┌─ DATA TO PROCESS

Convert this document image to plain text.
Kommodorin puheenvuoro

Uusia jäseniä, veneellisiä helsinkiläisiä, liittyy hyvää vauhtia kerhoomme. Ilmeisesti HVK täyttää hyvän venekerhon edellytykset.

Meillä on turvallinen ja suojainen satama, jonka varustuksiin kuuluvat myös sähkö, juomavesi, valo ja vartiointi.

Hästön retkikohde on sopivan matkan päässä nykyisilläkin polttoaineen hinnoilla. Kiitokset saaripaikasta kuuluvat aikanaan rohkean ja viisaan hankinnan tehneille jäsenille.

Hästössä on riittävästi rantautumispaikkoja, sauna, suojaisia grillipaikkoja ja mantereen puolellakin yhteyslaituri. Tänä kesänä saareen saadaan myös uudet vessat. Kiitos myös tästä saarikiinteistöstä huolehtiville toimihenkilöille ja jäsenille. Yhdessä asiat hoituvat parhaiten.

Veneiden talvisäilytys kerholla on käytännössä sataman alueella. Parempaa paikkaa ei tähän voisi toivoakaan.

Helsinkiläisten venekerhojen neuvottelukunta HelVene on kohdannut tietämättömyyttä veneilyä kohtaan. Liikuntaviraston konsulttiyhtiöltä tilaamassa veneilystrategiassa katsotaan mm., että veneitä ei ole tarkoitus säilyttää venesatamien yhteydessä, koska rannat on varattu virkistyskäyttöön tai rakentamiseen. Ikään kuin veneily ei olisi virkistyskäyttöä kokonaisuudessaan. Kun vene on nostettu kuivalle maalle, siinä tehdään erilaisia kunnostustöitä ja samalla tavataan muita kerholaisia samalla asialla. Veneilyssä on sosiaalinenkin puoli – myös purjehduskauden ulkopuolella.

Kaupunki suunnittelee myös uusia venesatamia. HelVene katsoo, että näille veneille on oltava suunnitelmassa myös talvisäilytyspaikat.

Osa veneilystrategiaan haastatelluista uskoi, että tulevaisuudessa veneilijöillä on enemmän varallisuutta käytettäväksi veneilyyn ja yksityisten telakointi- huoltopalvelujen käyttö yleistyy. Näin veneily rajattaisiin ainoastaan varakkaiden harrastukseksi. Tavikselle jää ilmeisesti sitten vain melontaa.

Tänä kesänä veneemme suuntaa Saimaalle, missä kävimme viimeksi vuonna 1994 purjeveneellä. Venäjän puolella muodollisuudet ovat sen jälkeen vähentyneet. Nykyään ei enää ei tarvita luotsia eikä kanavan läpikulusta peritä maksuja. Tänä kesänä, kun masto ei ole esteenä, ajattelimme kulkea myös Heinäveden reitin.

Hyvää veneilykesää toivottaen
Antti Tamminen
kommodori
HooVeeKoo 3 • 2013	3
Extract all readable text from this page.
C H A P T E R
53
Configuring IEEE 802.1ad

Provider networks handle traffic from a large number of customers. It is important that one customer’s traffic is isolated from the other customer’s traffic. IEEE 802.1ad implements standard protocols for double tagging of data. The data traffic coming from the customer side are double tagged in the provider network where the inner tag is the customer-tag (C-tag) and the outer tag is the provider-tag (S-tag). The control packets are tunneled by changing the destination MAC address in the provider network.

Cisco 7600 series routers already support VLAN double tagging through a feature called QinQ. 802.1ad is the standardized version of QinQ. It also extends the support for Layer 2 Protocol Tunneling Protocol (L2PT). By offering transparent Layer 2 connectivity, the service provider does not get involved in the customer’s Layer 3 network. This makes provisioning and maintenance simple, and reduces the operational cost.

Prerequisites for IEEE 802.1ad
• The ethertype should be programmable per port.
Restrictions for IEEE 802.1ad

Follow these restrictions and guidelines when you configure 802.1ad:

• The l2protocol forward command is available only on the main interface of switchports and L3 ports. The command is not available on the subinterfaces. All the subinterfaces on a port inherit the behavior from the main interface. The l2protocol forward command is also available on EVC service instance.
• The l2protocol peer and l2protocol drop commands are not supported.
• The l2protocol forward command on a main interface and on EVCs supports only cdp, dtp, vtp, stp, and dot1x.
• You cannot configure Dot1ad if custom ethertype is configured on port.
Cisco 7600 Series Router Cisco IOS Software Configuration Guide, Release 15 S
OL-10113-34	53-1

└─

#### AIM OF THE EXERCISE
Collect from the data above every line that includes "text".

#### RESULT
Convert this document image to plain text.
Extract all readable text from this page.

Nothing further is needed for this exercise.